▶ _Goal of the exercise_:
Repeat the entire listing exactly as written.

┌────────

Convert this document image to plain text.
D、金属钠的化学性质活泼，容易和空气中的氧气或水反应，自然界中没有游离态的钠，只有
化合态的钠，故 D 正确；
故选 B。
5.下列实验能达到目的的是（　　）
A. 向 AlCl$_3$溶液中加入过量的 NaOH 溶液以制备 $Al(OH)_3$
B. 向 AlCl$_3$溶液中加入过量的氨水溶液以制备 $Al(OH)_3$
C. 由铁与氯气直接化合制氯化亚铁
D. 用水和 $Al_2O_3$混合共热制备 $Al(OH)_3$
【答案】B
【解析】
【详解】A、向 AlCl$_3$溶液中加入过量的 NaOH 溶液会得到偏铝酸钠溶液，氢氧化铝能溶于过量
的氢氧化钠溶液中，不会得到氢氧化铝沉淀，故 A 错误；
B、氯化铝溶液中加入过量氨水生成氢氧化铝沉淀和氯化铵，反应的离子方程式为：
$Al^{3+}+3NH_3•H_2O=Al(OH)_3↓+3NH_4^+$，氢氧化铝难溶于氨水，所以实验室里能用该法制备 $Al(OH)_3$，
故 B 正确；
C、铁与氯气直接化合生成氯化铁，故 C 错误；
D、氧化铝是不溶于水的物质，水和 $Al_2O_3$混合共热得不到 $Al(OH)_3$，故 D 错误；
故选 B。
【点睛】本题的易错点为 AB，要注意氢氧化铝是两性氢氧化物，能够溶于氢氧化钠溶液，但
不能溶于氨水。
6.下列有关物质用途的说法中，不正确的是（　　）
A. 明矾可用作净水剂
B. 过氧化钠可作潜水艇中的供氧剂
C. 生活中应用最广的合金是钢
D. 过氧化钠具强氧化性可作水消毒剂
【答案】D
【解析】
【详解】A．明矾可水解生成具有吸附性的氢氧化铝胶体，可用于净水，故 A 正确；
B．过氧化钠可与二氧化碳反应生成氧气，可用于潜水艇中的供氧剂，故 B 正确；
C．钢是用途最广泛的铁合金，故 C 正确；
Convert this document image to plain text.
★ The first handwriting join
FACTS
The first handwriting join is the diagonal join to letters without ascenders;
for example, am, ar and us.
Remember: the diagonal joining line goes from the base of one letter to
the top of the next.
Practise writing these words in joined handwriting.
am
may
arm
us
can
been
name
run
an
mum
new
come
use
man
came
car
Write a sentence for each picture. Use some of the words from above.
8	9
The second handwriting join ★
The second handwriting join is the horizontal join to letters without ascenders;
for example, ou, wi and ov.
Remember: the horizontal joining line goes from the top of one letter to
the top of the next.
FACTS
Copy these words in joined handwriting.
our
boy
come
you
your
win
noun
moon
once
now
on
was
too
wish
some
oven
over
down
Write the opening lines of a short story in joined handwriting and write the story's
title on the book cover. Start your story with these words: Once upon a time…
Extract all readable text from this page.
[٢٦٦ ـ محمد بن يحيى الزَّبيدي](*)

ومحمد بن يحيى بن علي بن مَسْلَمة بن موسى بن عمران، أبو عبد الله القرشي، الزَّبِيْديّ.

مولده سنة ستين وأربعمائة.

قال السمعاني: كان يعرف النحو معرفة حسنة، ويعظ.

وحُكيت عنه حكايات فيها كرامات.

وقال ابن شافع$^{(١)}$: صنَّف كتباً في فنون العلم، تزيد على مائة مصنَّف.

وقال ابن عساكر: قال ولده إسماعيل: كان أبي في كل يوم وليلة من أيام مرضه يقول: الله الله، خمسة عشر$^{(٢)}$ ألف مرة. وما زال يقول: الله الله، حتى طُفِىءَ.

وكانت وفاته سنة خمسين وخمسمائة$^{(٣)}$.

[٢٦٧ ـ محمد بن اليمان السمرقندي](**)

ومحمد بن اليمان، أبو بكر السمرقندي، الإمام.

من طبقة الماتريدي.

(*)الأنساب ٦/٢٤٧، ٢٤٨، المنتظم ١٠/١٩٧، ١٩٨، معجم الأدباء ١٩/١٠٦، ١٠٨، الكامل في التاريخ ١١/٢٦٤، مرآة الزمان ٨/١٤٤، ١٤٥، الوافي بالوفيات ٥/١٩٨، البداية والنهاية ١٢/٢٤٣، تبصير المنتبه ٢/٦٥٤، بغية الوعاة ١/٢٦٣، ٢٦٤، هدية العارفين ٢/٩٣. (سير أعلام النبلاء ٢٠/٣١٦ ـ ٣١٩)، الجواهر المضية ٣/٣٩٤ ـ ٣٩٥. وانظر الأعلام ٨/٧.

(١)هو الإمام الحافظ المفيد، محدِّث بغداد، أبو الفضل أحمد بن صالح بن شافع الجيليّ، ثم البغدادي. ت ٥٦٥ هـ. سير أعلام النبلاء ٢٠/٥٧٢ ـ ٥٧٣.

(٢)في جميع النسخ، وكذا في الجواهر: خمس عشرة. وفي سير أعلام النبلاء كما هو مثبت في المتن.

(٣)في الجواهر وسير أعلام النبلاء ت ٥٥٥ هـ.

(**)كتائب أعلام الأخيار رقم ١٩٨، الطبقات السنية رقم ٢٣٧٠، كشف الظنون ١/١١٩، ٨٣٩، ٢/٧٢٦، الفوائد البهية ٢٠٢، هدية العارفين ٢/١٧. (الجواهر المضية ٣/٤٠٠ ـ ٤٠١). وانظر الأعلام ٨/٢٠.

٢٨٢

└────────

▶ _Written solution_:
Convert this document image to plain text.
D、金属钠的化学性质活泼，容易和空气中的氧气或水反应，自然界中没有游离态的钠，只有
化合态的钠，故 D 正确；
故选 B。
5.下列实验能达到目的的是（　　）
A. 向 AlCl$_3$溶液中加入过量的 NaOH 溶液以制备 $Al(OH)_3$
B. 向 AlCl$_3$溶液中加入过量的氨水溶液以制备 $Al(OH)_3$
C. 由铁与氯气直接化合制氯化亚铁
D. 用水和 $Al_2O_3$混合共热制备 $Al(OH)_3$
【答案】B
【解析】
【详解】A、向 AlCl$_3$溶液中加入过量的 NaOH 溶液会得到偏铝酸钠溶液，氢氧化铝能溶于过量
的氢氧化钠溶液中，不会得到氢氧化铝沉淀，故 A 错误；
B、氯化铝溶液中加入过量氨水生成氢氧化铝沉淀和氯化铵，反应的离子方程式为：
$Al^{3+}+3NH_3•H_2O=Al(OH)_3↓+3NH_4^+$，氢氧化铝难溶于氨水，所以实验室里能用该法制备 $Al(OH)_3$，
故 B 正确；
C、铁与氯气直接化合生成氯化铁，故 C 错误；
D、氧化铝是不溶于水的物质，水和 $Al_2O_3$混合共热得不到 $Al(OH)_3$，故 D 错误；
故选 B。
【点睛】本题的易错点为 AB，要注意氢氧化铝是两性氢氧化物，能够溶于氢氧化钠溶液，但
不能溶于氨水。
6.下列有关物质用途的说法中，不正确的是（　　）
A. 明矾可用作净水剂
B. 过氧化钠可作潜水艇中的供氧剂
C. 生活中应用最广的合金是钢
D. 过氧化钠具强氧化性可作水消毒剂
【答案】D
【解析】
【详解】A．明矾可水解生成具有吸附性的氢氧化铝胶体，可用于净水，故 A 正确；
B．过氧化钠可与二氧化碳反应生成氧气，可用于潜水艇中的供氧剂，故 B 正确；
C．钢是用途最广泛的铁合金，故 C 正确；
Convert this document image to plain text.
★ The first handwriting join
FACTS
The first handwriting join is the diagonal join to letters without ascenders;
for example, am, ar and us.
Remember: the diagonal joining line goes from the base of one letter to
the top of the next.
Practise writing these words in joined handwriting.
am
may
arm
us
can
been
name
run
an
mum
new
come
use
man
came
car
Write a sentence for each picture. Use some of the words from above.
8	9
The second handwriting join ★
The second handwriting join is the horizontal join to letters without ascenders;
for example, ou, wi and ov.
Remember: the horizontal joining line goes from the top of one letter to
the top of the next.
FACTS
Copy these words in joined handwriting.
our
boy
come
you
your
win
noun
moon
once
now
on
was
too
wish
some
oven
over
down
Write the opening lines of a short story in joined handwriting and write the story's
title on the book cover. Start your story with these words: Once upon a time…
Extract all readable text from this page.
[٢٦٦ ـ محمد بن يحيى الزَّبيدي](*)

ومحمد بن يحيى بن علي بن مَسْلَمة بن موسى بن عمران، أبو عبد الله القرشي، الزَّبِيْديّ.

مولده سنة ستين وأربعمائة.

قال السمعاني: كان يعرف النحو معرفة حسنة، ويعظ.

وحُكيت عنه حكايات فيها كرامات.

وقال ابن شافع$^{(١)}$: صنَّف كتباً في فنون العلم، تزيد على مائة مصنَّف.

وقال ابن عساكر: قال ولده إسماعيل: كان أبي في كل يوم وليلة من أيام مرضه يقول: الله الله، خمسة عشر$^{(٢)}$ ألف مرة. وما زال يقول: الله الله، حتى طُفِىءَ.

وكانت وفاته سنة خمسين وخمسمائة$^{(٣)}$.

[٢٦٧ ـ محمد بن اليمان السمرقندي](**)

ومحمد بن اليمان، أبو بكر السمرقندي، الإمام.

من طبقة الماتريدي.

(*)الأنساب ٦/٢٤٧، ٢٤٨، المنتظم ١٠/١٩٧، ١٩٨، معجم الأدباء ١٩/١٠٦، ١٠٨، الكامل في التاريخ ١١/٢٦٤، مرآة الزمان ٨/١٤٤، ١٤٥، الوافي بالوفيات ٥/١٩٨، البداية والنهاية ١٢/٢٤٣، تبصير المنتبه ٢/٦٥٤، بغية الوعاة ١/٢٦٣، ٢٦٤، هدية العارفين ٢/٩٣. (سير أعلام النبلاء ٢٠/٣١٦ ـ ٣١٩)، الجواهر المضية ٣/٣٩٤ ـ ٣٩٥. وانظر الأعلام ٨/٧.

(١)هو الإمام الحافظ المفيد، محدِّث بغداد، أبو الفضل أحمد بن صالح بن شافع الجيليّ، ثم البغدادي. ت ٥٦٥ هـ. سير أعلام النبلاء ٢٠/٥٧٢ ـ ٥٧٣.

(٢)في جميع النسخ، وكذا في الجواهر: خمس عشرة. وفي سير أعلام النبلاء كما هو مثبت في المتن.

(٣)في الجواهر وسير أعلام النبلاء ت ٥٥٥ هـ.

(**)كتائب أعلام الأخيار رقم ١٩٨، الطبقات السنية رقم ٢٣٧٠، كشف الظنون ١/١١٩، ٨٣٩، ٢/٧٢٦، الفوائد البهية ٢٠٢، هدية العارفين ٢/١٧. (الجواهر المضية ٣/٤٠٠ ـ ٤٠١). وانظر الأعلام ٨/٢٠.

٢٨٢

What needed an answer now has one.